▶ _EXCERPT PROVIDED_
>> Start
I computed the path with the following code:
list<Node*> compute_path_A_star(Node* start, Node* goal)
{
priority_queue< nodeDistance, vector< nodeDistance >, CompareDist> pq;
vector<Node*> came_from;
vector<float> cost_so_far;
nodeDistance first;
first.node = start;
first.distance = 0.0f;
pq.push(first);
came_from.resize(20 * 20, nullptr);
cost_so_far.resize(20 * 20, 9999.0f);
cost_so_far[start->x + 20 * start->y] = 0.0f;
//Compute where we came from for every location that’s visited
int i = 0;
while (!pq.empty())
{
nodeDistance temp = pq.top();
pq.pop();
Node* current_node = temp.node;
current_node = get_node(current_node->x, current_node->y);
if (current_node == goal) break;
for (auto n : current_node->neighbours)
>> End
▶ _WHAT IS ASKED_
1. In the A* path code, what value are the entries of cost_so_far set to when that vector is resized?
2. Using the comment in the A* path code, explain in one to three sentences what the while loop that follows it is meant to do.
3. Write the next part of the A* path code, starting after the last line shown.

▶ _RECORD EXTRACTS_
>> Start
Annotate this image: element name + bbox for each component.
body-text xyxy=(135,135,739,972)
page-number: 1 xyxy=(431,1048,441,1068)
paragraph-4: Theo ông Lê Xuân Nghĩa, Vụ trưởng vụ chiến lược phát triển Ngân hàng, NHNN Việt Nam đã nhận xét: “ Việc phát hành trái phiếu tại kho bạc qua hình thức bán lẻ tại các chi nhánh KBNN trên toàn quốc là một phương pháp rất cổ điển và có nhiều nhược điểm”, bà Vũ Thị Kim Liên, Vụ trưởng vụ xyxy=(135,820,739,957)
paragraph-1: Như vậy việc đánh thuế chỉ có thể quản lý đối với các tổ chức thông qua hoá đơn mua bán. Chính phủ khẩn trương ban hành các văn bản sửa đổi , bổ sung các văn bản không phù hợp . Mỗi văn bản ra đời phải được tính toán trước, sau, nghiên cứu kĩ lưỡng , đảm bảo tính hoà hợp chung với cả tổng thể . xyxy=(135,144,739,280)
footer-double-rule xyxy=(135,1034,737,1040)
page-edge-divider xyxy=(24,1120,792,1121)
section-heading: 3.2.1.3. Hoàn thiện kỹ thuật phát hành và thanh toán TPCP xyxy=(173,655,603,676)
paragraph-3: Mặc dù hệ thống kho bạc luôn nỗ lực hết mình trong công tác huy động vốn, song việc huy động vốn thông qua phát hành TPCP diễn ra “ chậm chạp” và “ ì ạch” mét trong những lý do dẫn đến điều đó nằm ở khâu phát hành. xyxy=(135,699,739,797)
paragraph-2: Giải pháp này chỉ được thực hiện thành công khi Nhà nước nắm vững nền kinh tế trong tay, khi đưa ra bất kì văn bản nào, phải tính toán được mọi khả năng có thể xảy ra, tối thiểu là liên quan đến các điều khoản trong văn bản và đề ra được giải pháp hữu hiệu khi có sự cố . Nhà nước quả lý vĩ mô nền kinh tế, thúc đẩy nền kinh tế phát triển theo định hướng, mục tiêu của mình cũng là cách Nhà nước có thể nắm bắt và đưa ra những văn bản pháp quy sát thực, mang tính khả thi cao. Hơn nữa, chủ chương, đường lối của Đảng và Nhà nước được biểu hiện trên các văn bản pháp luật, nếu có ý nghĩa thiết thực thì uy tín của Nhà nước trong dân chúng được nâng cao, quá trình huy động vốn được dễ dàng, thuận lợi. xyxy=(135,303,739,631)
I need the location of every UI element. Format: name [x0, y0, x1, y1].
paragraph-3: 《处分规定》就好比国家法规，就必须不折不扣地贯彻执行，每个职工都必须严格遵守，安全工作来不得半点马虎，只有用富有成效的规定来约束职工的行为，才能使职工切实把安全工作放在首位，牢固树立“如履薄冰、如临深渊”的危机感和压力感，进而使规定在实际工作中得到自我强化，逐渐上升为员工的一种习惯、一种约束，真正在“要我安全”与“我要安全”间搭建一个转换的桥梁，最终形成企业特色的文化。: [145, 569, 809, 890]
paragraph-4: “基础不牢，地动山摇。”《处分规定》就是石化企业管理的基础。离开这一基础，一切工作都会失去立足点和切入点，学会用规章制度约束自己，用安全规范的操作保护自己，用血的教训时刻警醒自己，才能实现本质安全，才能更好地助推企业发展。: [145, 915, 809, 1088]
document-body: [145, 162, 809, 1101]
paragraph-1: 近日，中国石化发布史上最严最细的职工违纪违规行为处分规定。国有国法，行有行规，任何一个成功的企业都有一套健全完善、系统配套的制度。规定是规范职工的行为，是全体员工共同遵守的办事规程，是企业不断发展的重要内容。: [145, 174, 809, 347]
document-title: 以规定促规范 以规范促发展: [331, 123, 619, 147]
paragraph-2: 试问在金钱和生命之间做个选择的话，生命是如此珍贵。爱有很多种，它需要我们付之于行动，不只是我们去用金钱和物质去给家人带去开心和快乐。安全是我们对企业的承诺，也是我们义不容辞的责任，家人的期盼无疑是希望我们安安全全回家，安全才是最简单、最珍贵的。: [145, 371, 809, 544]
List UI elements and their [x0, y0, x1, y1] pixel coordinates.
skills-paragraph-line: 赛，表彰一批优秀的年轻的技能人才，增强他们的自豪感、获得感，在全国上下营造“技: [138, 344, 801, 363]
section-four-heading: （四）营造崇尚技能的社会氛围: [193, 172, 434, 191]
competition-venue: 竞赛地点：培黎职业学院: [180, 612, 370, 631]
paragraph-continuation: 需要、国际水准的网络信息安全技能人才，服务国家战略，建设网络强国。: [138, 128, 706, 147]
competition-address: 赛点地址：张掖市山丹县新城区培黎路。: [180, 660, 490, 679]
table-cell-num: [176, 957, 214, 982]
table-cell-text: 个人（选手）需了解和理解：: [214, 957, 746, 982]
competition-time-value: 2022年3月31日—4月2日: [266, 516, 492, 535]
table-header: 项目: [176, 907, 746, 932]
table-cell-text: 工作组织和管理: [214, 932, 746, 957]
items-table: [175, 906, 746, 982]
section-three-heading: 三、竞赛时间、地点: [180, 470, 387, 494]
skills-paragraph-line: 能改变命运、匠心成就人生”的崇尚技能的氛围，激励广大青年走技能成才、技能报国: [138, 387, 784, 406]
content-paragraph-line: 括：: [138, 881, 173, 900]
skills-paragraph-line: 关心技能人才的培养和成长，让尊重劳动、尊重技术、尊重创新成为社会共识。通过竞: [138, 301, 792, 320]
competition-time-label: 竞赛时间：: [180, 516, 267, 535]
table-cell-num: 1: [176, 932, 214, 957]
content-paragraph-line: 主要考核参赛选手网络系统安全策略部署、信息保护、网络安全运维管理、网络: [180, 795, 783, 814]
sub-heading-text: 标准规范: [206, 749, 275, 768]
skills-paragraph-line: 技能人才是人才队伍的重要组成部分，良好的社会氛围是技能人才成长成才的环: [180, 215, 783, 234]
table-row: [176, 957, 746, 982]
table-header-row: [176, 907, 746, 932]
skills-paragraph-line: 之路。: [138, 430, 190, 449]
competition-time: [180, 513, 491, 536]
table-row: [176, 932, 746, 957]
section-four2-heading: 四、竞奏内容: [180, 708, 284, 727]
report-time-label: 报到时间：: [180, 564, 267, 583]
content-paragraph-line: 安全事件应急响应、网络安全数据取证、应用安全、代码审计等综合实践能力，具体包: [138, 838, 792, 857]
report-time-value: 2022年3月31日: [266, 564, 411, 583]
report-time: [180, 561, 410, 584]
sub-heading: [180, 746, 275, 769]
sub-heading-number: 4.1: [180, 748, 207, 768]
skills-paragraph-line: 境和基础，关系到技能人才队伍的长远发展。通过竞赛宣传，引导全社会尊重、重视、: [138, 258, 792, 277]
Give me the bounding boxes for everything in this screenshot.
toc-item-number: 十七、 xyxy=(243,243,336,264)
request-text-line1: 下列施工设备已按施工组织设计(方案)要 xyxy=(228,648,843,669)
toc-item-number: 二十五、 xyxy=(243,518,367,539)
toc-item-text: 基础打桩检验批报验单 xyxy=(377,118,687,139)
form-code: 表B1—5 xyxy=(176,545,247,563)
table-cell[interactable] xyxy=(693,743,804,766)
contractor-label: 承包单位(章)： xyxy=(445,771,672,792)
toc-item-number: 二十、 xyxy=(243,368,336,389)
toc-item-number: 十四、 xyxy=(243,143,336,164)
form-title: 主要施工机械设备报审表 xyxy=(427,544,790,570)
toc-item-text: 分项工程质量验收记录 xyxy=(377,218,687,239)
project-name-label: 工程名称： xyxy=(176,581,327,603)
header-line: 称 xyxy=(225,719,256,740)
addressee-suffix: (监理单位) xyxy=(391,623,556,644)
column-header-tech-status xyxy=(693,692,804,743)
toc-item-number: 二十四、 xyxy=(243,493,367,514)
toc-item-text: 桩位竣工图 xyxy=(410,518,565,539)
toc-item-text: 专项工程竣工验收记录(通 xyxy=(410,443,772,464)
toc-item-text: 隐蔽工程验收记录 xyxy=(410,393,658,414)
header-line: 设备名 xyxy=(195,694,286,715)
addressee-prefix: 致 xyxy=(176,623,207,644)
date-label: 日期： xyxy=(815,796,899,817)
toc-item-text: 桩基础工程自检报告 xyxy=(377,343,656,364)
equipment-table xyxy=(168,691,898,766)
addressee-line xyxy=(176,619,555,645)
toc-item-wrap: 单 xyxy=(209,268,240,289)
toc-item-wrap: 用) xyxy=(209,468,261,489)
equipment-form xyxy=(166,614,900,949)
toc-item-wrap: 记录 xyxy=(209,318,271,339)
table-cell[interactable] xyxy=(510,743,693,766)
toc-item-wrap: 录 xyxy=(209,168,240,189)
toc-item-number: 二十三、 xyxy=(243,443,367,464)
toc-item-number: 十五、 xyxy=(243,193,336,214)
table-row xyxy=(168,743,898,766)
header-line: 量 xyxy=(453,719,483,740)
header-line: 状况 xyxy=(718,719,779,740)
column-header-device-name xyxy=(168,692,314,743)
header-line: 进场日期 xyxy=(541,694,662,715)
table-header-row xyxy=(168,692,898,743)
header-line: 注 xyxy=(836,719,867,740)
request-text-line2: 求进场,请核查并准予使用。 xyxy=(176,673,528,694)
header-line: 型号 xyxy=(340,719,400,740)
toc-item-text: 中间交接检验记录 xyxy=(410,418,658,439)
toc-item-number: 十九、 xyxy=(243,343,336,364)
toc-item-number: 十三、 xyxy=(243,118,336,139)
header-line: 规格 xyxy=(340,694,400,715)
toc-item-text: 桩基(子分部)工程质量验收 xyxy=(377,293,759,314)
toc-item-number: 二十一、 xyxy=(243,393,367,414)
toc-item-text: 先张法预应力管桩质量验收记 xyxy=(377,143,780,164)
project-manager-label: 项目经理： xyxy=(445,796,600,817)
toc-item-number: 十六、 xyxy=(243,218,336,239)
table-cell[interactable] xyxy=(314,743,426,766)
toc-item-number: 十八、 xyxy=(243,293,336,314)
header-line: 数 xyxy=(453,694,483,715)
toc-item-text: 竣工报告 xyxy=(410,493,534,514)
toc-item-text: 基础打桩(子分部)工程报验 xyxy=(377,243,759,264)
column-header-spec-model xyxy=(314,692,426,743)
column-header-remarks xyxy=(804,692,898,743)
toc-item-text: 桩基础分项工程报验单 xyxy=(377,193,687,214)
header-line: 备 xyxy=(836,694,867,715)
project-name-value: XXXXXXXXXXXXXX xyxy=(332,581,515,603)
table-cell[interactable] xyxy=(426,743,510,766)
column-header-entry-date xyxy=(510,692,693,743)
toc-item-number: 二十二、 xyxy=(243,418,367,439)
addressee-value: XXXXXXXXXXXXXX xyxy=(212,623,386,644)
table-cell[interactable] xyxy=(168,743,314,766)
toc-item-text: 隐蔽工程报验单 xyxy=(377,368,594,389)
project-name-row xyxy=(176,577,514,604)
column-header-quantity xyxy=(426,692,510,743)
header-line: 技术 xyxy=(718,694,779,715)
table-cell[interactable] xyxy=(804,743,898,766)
>> End
▶ _REPLIES_
1. 9999.0f

2. The comment says the loop computes where the search came from for every location that is visited. It runs while the priority queue is not empty.

3.
{
float new_cost = cost_so_far[current_node->x + 20 * current_node->y] + n->cost;
if (new_cost < cost_so_far[n->x + 20 * n->y])
{
cost_so_far[n->x + 20 * n->y] = new_cost;
came_from[n->x + 20 * n->y] = current_node;
nodeDistance newNode;
newNode.node = n;
newNode.distance = new_cost + heuristic(n, goal);
pq.push(newNode);
}
}
}
#pragma region Create the path (start -> goal)
Node* current = new Node();
current = goal;
list<Node*> path;
path.push_back(current);
while (current != start)
{
current = came_from[current->x + 20 * current->y];
path.push_back(current);
}
path.reverse();
#pragma endregion
return path;
}
I used Manhattan distance for the heuristic:
float heuristic(Node* a, Node* b)
{
//Manhattan distance on a square grid
return (abs(a->x - b->x) + abs(a->y - b->y));
}
nodeDistance is a struct:
struct nodeDistance
{
Node* node;
float distance;
};
And for the comparision in the priority queue I defined this class:
class CompareDist
{
public:
bool operator()(nodeDistance& n1, nodeDistance& n2)
{
if (n1.distance > n2.distance)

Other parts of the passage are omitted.